#### Written request:
Give back every line exactly as it appears, pictures excluded.

Material for this exercise start

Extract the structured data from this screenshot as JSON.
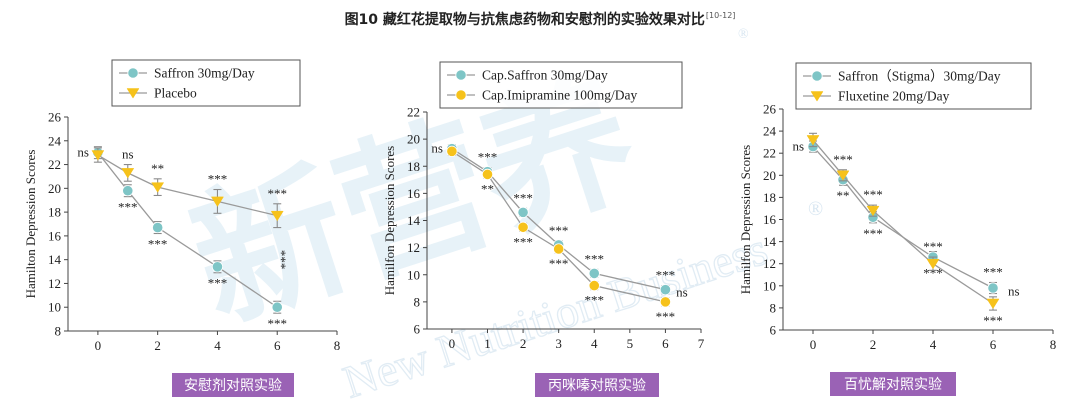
{
  "figure": {
    "title": "图10 藏红花提取物与抗焦虑药物和安慰剂的实验效果对比",
    "citation": "[10-12]"
  },
  "watermark": {
    "logo_text": "新营养",
    "brand_text": "New Nutrition Business",
    "registered_mark": "®"
  },
  "chart_data": [
    {
      "type": "line",
      "caption": "安慰剂对照实验",
      "ylabel": "Hamilton Depression Scores",
      "xlabel": "",
      "xlim": [
        -1,
        8
      ],
      "ylim": [
        8,
        26
      ],
      "xticks": [
        0,
        2,
        4,
        6,
        8
      ],
      "yticks": [
        8,
        10,
        12,
        14,
        16,
        18,
        20,
        22,
        24,
        26
      ],
      "grid": false,
      "legend": "top-left",
      "series": [
        {
          "name": "Saffron 30mg/Day",
          "color": "#7ec5c6",
          "marker": "circle",
          "x": [
            0,
            1,
            2,
            4,
            6
          ],
          "y": [
            23.0,
            19.8,
            16.7,
            13.4,
            10.0
          ],
          "err": [
            0.5,
            0.5,
            0.5,
            0.5,
            0.5
          ],
          "annotations": [
            "ns",
            "***",
            "***",
            "***",
            "***"
          ],
          "annotation_pos": [
            "left",
            "below",
            "below",
            "below",
            "below"
          ]
        },
        {
          "name": "Placebo",
          "color": "#f6c21b",
          "marker": "triangle-down",
          "x": [
            0,
            1,
            2,
            4,
            6
          ],
          "y": [
            22.8,
            21.3,
            20.1,
            18.9,
            17.7
          ],
          "err": [
            0.6,
            0.7,
            0.7,
            1.0,
            1.0
          ],
          "annotations": [
            "",
            "ns",
            "**",
            "***",
            "***"
          ],
          "annotation_pos": [
            "",
            "above",
            "above",
            "above",
            "above"
          ]
        }
      ],
      "extra_annotations": [
        {
          "text": "***",
          "x": 6,
          "y": 14.0,
          "rotate": 90
        }
      ]
    },
    {
      "type": "line",
      "caption": "丙咪嗪对照实验",
      "ylabel": "Hamilfon Depression Scores",
      "xlabel": "",
      "xlim": [
        -0.7,
        7
      ],
      "ylim": [
        6,
        22
      ],
      "xticks": [
        0,
        1,
        2,
        3,
        4,
        5,
        6,
        7
      ],
      "yticks": [
        6,
        8,
        10,
        12,
        14,
        16,
        18,
        20,
        22
      ],
      "grid": false,
      "legend": "top-left",
      "series": [
        {
          "name": "Cap.Saffron 30mg/Day",
          "color": "#7ec5c6",
          "marker": "circle",
          "x": [
            0,
            1,
            2,
            3,
            4,
            6
          ],
          "y": [
            19.3,
            17.6,
            14.6,
            12.2,
            10.1,
            8.9
          ],
          "err": [
            0.3,
            0.3,
            0.3,
            0.3,
            0.3,
            0.3
          ],
          "annotations": [
            "ns",
            "***",
            "***",
            "***",
            "***",
            "***"
          ],
          "annotation_pos": [
            "left",
            "above",
            "above",
            "above",
            "above",
            "above"
          ]
        },
        {
          "name": "Cap.Imipramine 100mg/Day",
          "color": "#f6c21b",
          "marker": "circle",
          "x": [
            0,
            1,
            2,
            3,
            4,
            6
          ],
          "y": [
            19.1,
            17.4,
            13.5,
            11.9,
            9.2,
            8.0
          ],
          "err": [
            0.3,
            0.3,
            0.3,
            0.3,
            0.3,
            0.3
          ],
          "annotations": [
            "",
            "**",
            "***",
            "***",
            "***",
            "***"
          ],
          "annotation_pos": [
            "",
            "below",
            "below",
            "below",
            "below",
            "below"
          ]
        }
      ],
      "extra_annotations": [
        {
          "text": "ns",
          "x": 6.3,
          "y": 8.4,
          "rotate": 0
        }
      ]
    },
    {
      "type": "line",
      "caption": "百忧解对照实验",
      "ylabel": "Hamilfon Depression Scores",
      "xlabel": "",
      "xlim": [
        -1,
        8
      ],
      "ylim": [
        6,
        26
      ],
      "xticks": [
        0,
        2,
        4,
        6,
        8
      ],
      "yticks": [
        6,
        8,
        10,
        12,
        14,
        16,
        18,
        20,
        22,
        24,
        26
      ],
      "grid": false,
      "legend": "top-left",
      "series": [
        {
          "name": "Saffron（Stigma）30mg/Day",
          "color": "#7ec5c6",
          "marker": "circle",
          "x": [
            0,
            1,
            2,
            4,
            6
          ],
          "y": [
            22.6,
            19.6,
            16.2,
            12.6,
            9.8
          ],
          "err": [
            0.5,
            0.5,
            0.5,
            0.5,
            0.5
          ],
          "annotations": [
            "ns",
            "**",
            "***",
            "***",
            "***"
          ],
          "annotation_pos": [
            "left",
            "below",
            "below",
            "below",
            "above"
          ]
        },
        {
          "name": "Fluxetine 20mg/Day",
          "color": "#f6c21b",
          "marker": "triangle-down",
          "x": [
            0,
            1,
            2,
            4,
            6
          ],
          "y": [
            23.2,
            20.0,
            16.8,
            12.0,
            8.4
          ],
          "err": [
            0.6,
            0.5,
            0.5,
            0.6,
            0.6
          ],
          "annotations": [
            "",
            "***",
            "***",
            "***",
            "***"
          ],
          "annotation_pos": [
            "",
            "above",
            "above",
            "above",
            "below"
          ]
        }
      ],
      "extra_annotations": [
        {
          "text": "ns",
          "x": 6.5,
          "y": 9.1,
          "rotate": 0
        }
      ]
    }
  ]
}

Material for this exercise end

#### Result below:
Extract the structured data from this screenshot as JSON.
{
  "figure": {
    "title": "图10 藏红花提取物与抗焦虑药物和安慰剂的实验效果对比",
    "citation": "[10-12]"
  },
  "watermark": {
    "logo_text": "新营养",
    "brand_text": "New Nutrition Business",
    "registered_mark": "®"
  },
  "chart_data": [
    {
      "type": "line",
      "caption": "安慰剂对照实验",
      "ylabel": "Hamilton Depression Scores",
      "xlabel": "",
      "xlim": [
        -1,
        8
      ],
      "ylim": [
        8,
        26
      ],
      "xticks": [
        0,
        2,
        4,
        6,
        8
      ],
      "yticks": [
        8,
        10,
        12,
        14,
        16,
        18,
        20,
        22,
        24,
        26
      ],
      "grid": false,
      "legend": "top-left",
      "series": [
        {
          "name": "Saffron 30mg/Day",
          "color": "#7ec5c6",
          "marker": "circle",
          "x": [
            0,
            1,
            2,
            4,
            6
          ],
          "y": [
            23.0,
            19.8,
            16.7,
            13.4,
            10.0
          ],
          "err": [
            0.5,
            0.5,
            0.5,
            0.5,
            0.5
          ],
          "annotations": [
            "ns",
            "***",
            "***",
            "***",
            "***"
          ],
          "annotation_pos": [
            "left",
            "below",
            "below",
            "below",
            "below"
          ]
        },
        {
          "name": "Placebo",
          "color": "#f6c21b",
          "marker": "triangle-down",
          "x": [
            0,
            1,
            2,
            4,
            6
          ],
          "y": [
            22.8,
            21.3,
            20.1,
            18.9,
            17.7
          ],
          "err": [
            0.6,
            0.7,
            0.7,
            1.0,
            1.0
          ],
          "annotations": [
            "",
            "ns",
            "**",
            "***",
            "***"
          ],
          "annotation_pos": [
            "",
            "above",
            "above",
            "above",
            "above"
          ]
        }
      ],
      "extra_annotations": [
        {
          "text": "***",
          "x": 6,
          "y": 14.0,
          "rotate": 90
        }
      ]
    },
    {
      "type": "line",
      "caption": "丙咪嗪对照实验",
      "ylabel": "Hamilfon Depression Scores",
      "xlabel": "",
      "xlim": [
        -0.7,
        7
      ],
      "ylim": [
        6,
        22
      ],
      "xticks": [
        0,
        1,
        2,
        3,
        4,
        5,
        6,
        7
      ],
      "yticks": [
        6,
        8,
        10,
        12,
        14,
        16,
        18,
        20,
        22
      ],
      "grid": false,
      "legend": "top-left",
      "series": [
        {
          "name": "Cap.Saffron 30mg/Day",
          "color": "#7ec5c6",
          "marker": "circle",
          "x": [
            0,
            1,
            2,
            3,
            4,
            6
          ],
          "y": [
            19.3,
            17.6,
            14.6,
            12.2,
            10.1,
            8.9
          ],
          "err": [
            0.3,
            0.3,
            0.3,
            0.3,
            0.3,
            0.3
          ],
          "annotations": [
            "ns",
            "***",
            "***",
            "***",
            "***",
            "***"
          ],
          "annotation_pos": [
            "left",
            "above",
            "above",
            "above",
            "above",
            "above"
          ]
        },
        {
          "name": "Cap.Imipramine 100mg/Day",
          "color": "#f6c21b",
          "marker": "circle",
          "x": [
            0,
            1,
            2,
            3,
            4,
            6
          ],
          "y": [
            19.1,
            17.4,
            13.5,
            11.9,
            9.2,
            8.0
          ],
          "err": [
            0.3,
            0.3,
            0.3,
            0.3,
            0.3,
            0.3
          ],
          "annotations": [
            "",
            "**",
            "***",
            "***",
            "***",
            "***"
          ],
          "annotation_pos": [
            "",
            "below",
            "below",
            "below",
            "below",
            "below"
          ]
        }
      ],
      "extra_annotations": [
        {
          "text": "ns",
          "x": 6.3,
          "y": 8.4,
          "rotate": 0
        }
      ]
    },
    {
      "type": "line",
      "caption": "百忧解对照实验",
      "ylabel": "Hamilfon Depression Scores",
      "xlabel": "",
      "xlim": [
        -1,
        8
      ],
      "ylim": [
        6,
        26
      ],
      "xticks": [
        0,
        2,
        4,
        6,
        8
      ],
      "yticks": [
        6,
        8,
        10,
        12,
        14,
        16,
        18,
        20,
        22,
        24,
        26
      ],
      "grid": false,
      "legend": "top-left",
      "series": [
        {
          "name": "Saffron（Stigma）30mg/Day",
          "color": "#7ec5c6",
          "marker": "circle",
          "x": [
            0,
            1,
            2,
            4,
            6
          ],
          "y": [
            22.6,
            19.6,
            16.2,
            12.6,
            9.8
          ],
          "err": [
            0.5,
            0.5,
            0.5,
            0.5,
            0.5
          ],
          "annotations": [
            "ns",
            "**",
            "***",
            "***",
            "***"
          ],
          "annotation_pos": [
            "left",
            "below",
            "below",
            "below",
            "above"
          ]
        },
        {
          "name": "Fluxetine 20mg/Day",
          "color": "#f6c21b",
          "marker": "triangle-down",
          "x": [
            0,
            1,
            2,
            4,
            6
          ],
          "y": [
            23.2,
            20.0,
            16.8,
            12.0,
            8.4
          ],
          "err": [
            0.6,
            0.5,
            0.5,
            0.6,
            0.6
          ],
          "annotations": [
            "",
            "***",
            "***",
            "***",
            "***"
          ],
          "annotation_pos": [
            "",
            "above",
            "above",
            "above",
            "below"
          ]
        }
      ],
      "extra_annotations": [
        {
          "text": "ns",
          "x": 6.5,
          "y": 9.1,
          "rotate": 0
        }
      ]
    }
  ]
}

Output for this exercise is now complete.